(Stored records)

[START]

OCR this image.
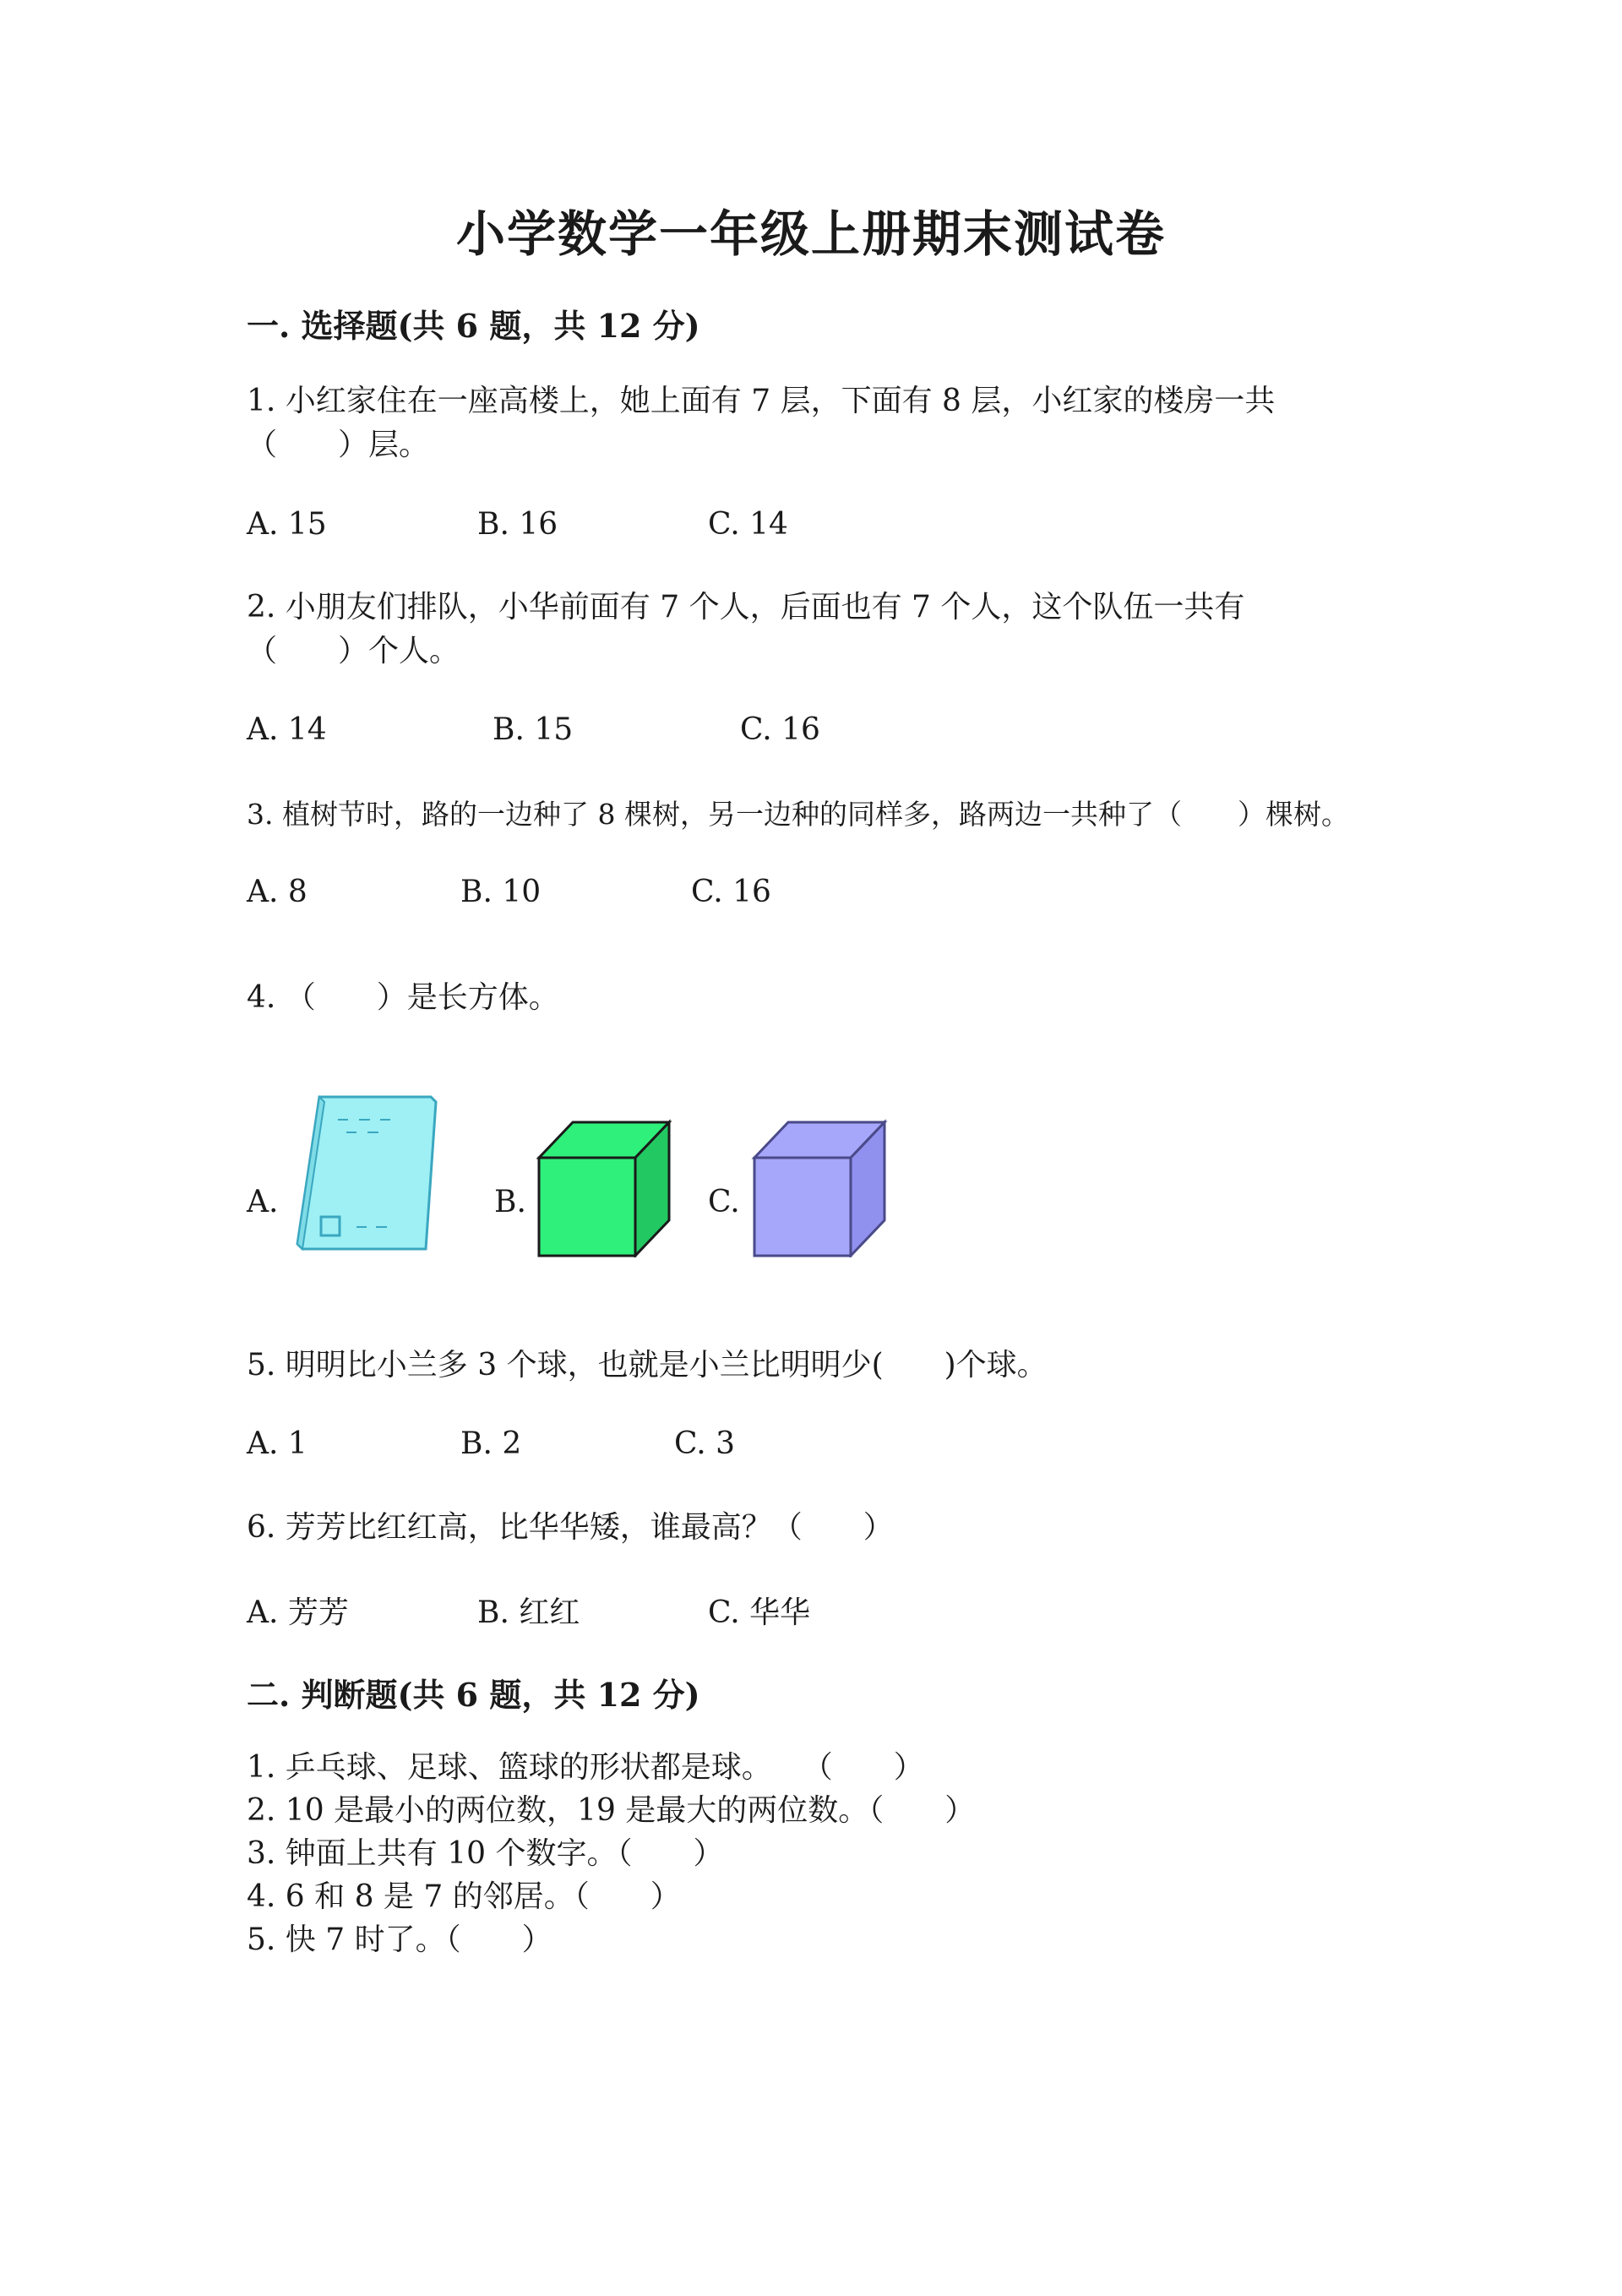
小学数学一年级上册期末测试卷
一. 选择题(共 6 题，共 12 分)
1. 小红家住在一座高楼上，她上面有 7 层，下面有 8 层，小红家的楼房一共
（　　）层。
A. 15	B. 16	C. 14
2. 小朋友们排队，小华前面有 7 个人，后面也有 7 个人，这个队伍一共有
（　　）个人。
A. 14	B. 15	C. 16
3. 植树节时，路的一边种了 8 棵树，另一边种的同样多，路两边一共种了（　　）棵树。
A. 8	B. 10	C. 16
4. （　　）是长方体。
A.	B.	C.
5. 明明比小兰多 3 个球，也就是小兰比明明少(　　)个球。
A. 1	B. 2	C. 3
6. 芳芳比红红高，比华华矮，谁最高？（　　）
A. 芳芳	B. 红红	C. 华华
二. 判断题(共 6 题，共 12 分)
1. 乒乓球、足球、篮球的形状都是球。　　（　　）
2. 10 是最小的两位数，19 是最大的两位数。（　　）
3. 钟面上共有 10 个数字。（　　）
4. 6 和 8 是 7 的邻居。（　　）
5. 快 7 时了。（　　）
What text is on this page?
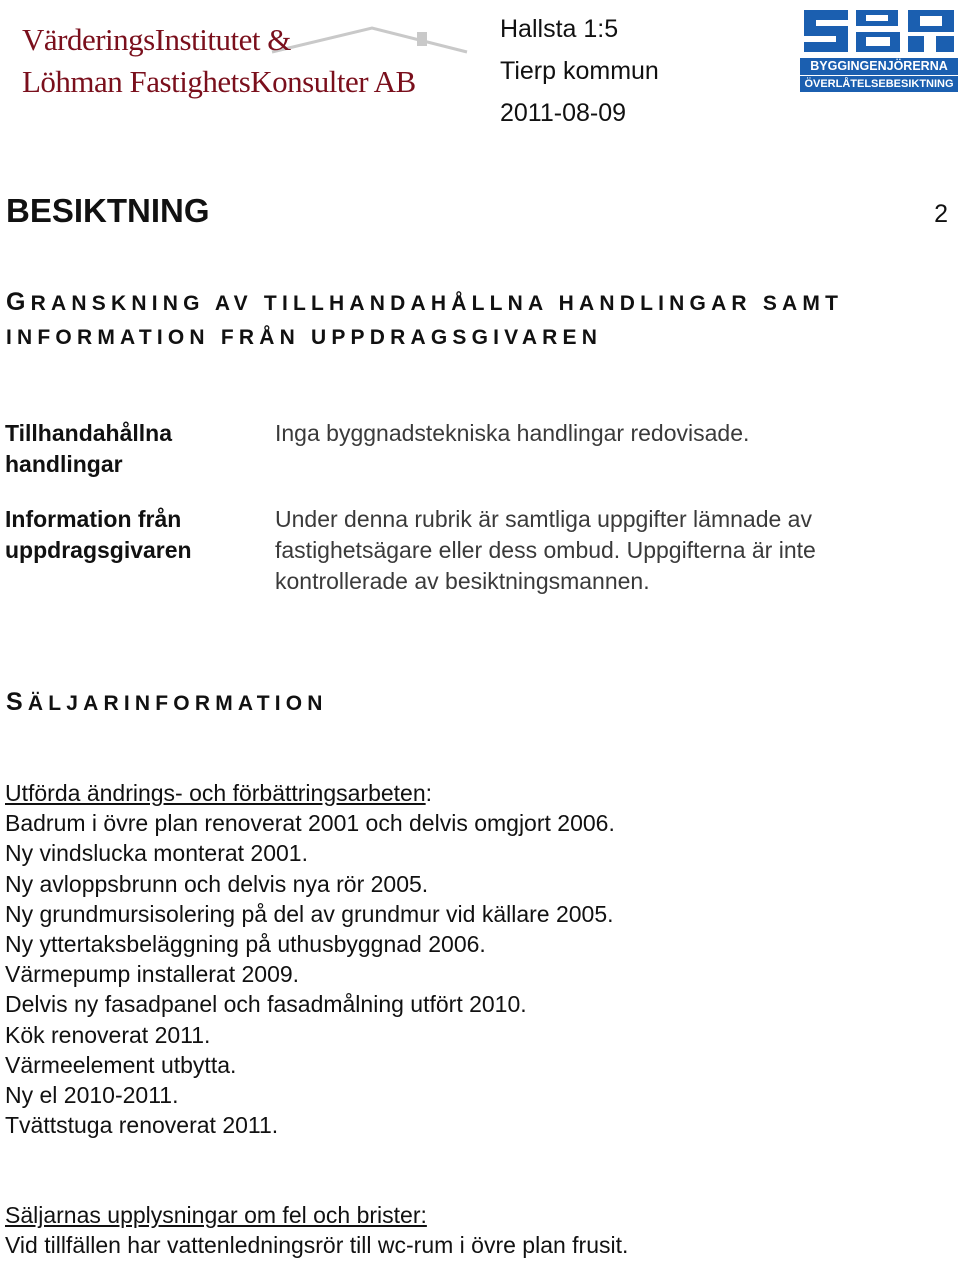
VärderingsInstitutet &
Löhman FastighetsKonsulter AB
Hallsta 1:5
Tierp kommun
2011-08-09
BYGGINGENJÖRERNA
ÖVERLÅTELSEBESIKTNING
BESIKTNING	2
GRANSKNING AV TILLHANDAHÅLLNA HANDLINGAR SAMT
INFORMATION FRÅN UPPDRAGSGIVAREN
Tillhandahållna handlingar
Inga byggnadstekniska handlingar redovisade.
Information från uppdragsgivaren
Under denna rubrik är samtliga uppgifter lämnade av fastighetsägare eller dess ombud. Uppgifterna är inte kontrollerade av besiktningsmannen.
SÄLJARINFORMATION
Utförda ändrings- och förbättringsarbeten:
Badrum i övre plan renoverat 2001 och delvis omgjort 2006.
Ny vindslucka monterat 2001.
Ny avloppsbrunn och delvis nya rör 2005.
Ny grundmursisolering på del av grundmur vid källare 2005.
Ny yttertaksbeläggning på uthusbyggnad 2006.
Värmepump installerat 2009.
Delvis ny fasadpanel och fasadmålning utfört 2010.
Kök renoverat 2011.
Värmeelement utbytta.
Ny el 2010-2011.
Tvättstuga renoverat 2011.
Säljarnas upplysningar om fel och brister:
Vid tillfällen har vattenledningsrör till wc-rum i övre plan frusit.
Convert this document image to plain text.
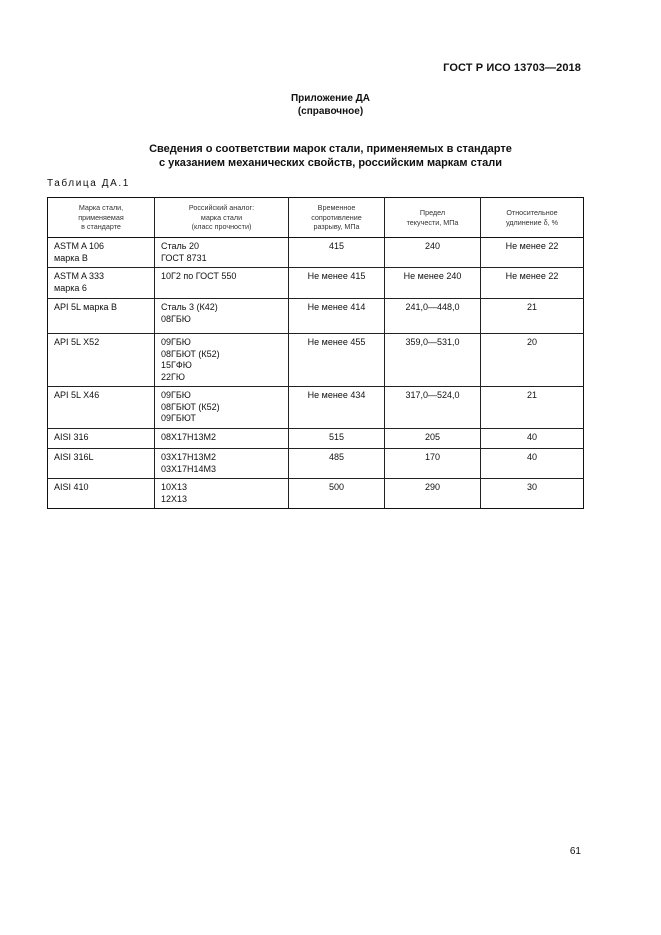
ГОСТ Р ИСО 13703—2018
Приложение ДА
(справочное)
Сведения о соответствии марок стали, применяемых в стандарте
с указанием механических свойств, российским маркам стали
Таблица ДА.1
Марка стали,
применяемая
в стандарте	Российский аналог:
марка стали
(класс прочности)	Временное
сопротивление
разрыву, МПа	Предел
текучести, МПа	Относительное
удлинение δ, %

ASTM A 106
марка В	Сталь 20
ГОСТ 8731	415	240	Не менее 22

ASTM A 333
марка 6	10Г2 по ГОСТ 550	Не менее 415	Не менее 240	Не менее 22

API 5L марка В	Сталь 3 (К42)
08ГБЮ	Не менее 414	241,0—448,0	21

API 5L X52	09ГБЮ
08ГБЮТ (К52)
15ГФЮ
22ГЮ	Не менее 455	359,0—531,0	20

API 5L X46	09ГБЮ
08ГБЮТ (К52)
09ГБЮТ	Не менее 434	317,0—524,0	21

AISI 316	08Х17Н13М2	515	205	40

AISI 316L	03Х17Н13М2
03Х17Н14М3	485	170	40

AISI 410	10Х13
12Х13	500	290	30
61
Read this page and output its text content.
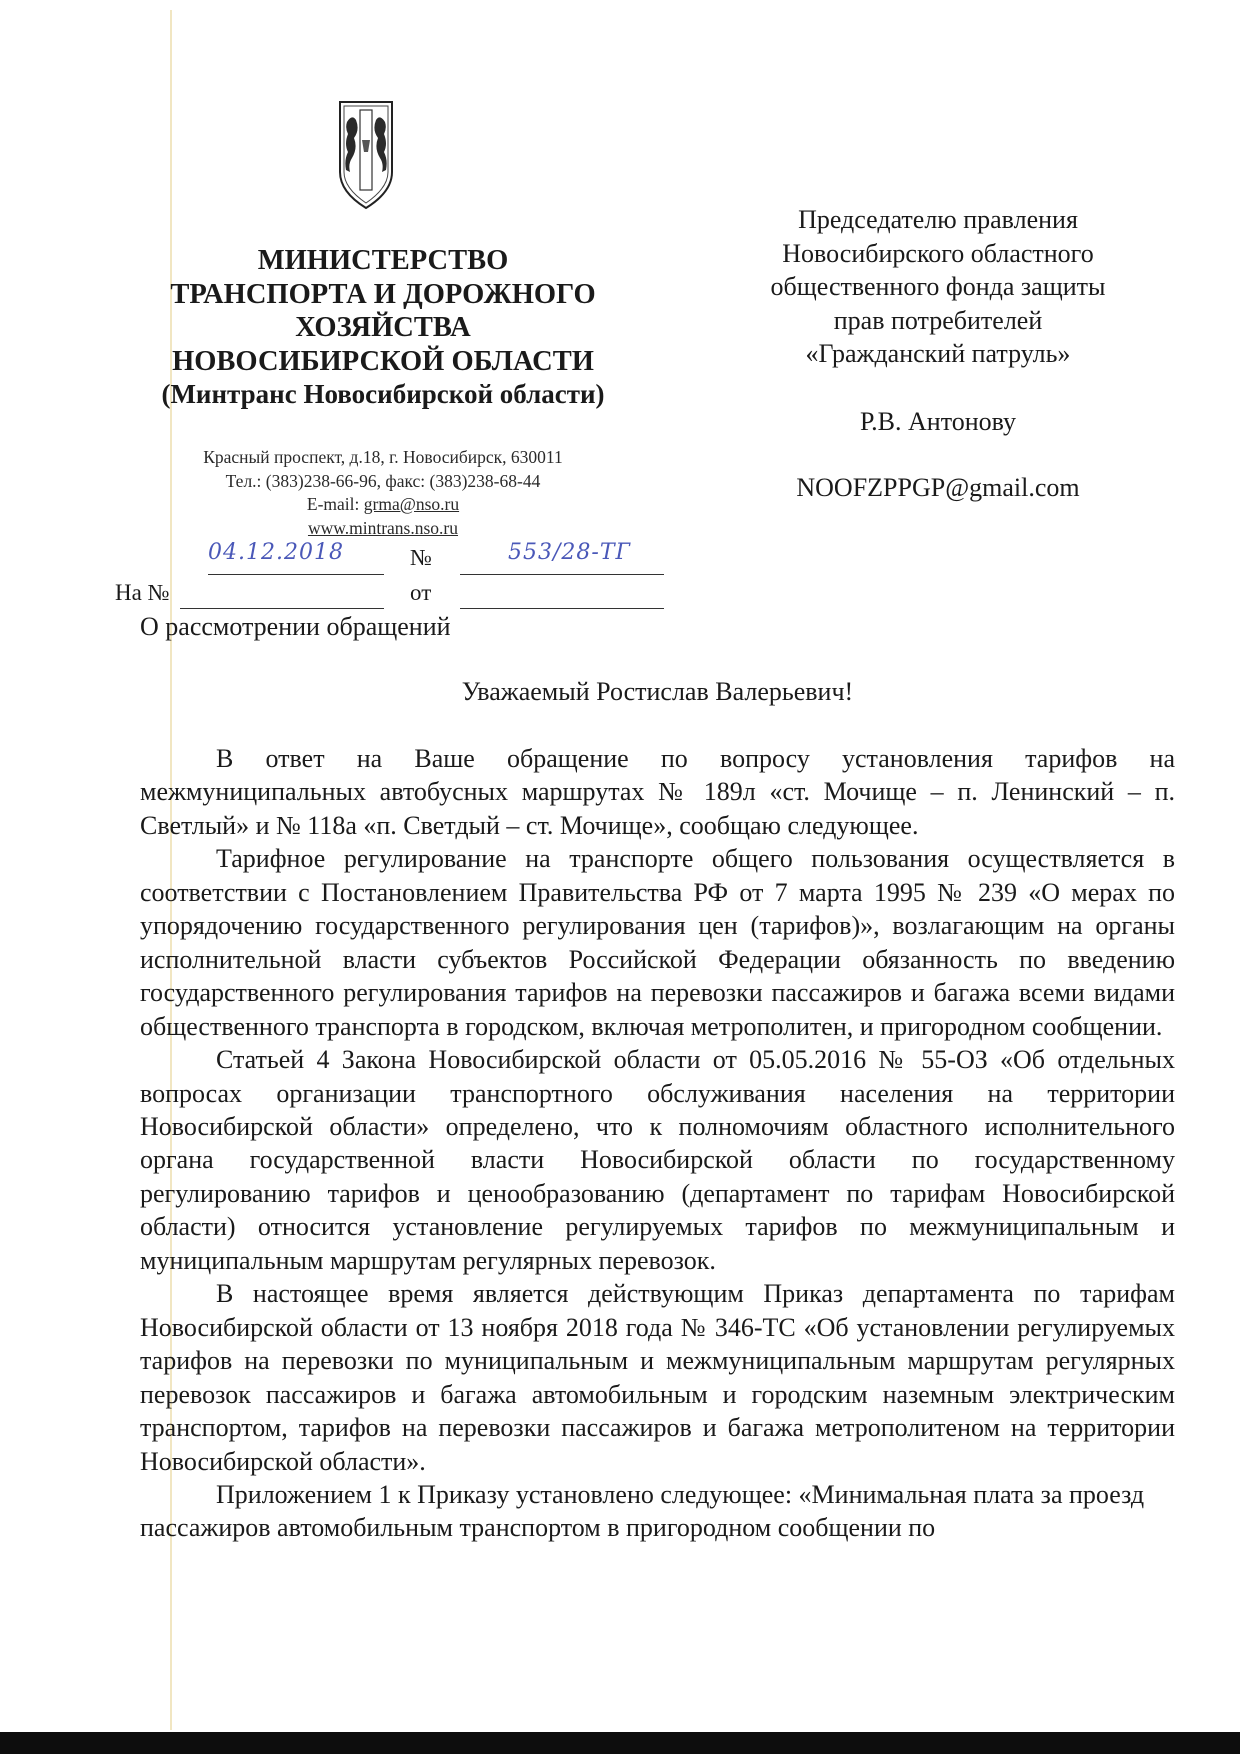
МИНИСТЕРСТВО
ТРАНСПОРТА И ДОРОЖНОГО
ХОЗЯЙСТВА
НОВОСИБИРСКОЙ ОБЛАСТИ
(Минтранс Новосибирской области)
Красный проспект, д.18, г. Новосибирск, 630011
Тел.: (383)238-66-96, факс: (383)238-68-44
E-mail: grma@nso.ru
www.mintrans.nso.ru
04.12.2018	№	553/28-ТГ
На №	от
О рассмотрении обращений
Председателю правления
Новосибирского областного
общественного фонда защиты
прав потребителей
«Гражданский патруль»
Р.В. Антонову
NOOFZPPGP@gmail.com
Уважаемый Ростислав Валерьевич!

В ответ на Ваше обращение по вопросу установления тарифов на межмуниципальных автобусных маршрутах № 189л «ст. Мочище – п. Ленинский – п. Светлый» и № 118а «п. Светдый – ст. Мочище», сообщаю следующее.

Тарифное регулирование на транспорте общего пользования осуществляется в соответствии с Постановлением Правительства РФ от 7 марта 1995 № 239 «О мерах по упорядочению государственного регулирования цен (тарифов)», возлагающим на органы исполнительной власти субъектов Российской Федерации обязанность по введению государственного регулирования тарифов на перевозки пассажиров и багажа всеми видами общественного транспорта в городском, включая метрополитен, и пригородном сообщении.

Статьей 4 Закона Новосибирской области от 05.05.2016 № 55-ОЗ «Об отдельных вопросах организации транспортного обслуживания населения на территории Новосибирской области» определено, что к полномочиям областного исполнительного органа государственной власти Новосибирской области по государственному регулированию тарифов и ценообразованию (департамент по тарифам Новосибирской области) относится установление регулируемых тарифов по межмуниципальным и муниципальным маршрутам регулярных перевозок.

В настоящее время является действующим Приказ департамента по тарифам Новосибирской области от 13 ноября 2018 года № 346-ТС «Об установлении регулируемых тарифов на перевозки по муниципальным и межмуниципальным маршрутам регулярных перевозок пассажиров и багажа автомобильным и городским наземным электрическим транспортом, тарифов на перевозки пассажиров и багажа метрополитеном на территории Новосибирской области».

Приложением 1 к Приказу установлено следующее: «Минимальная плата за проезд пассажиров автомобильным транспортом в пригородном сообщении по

[END]

■ Exercise details:
Pull every line holding "областного" out of the records.

■ Result of this exercise:
Новосибирского областного
Статьей 4 Закона Новосибирской области от 05.05.2016 № 55-ОЗ «Об отдельных вопросах организации транспортного обслуживания населения на территории Новосибирской области» определено, что к полномочиям областного исполнительного органа государственной власти Новосибирской области по государственному регулированию тарифов и ценообразованию (департамент по тарифам Новосибирской области) относится установление регулируемых тарифов по межмуниципальным и муниципальным маршрутам регулярных перевозок.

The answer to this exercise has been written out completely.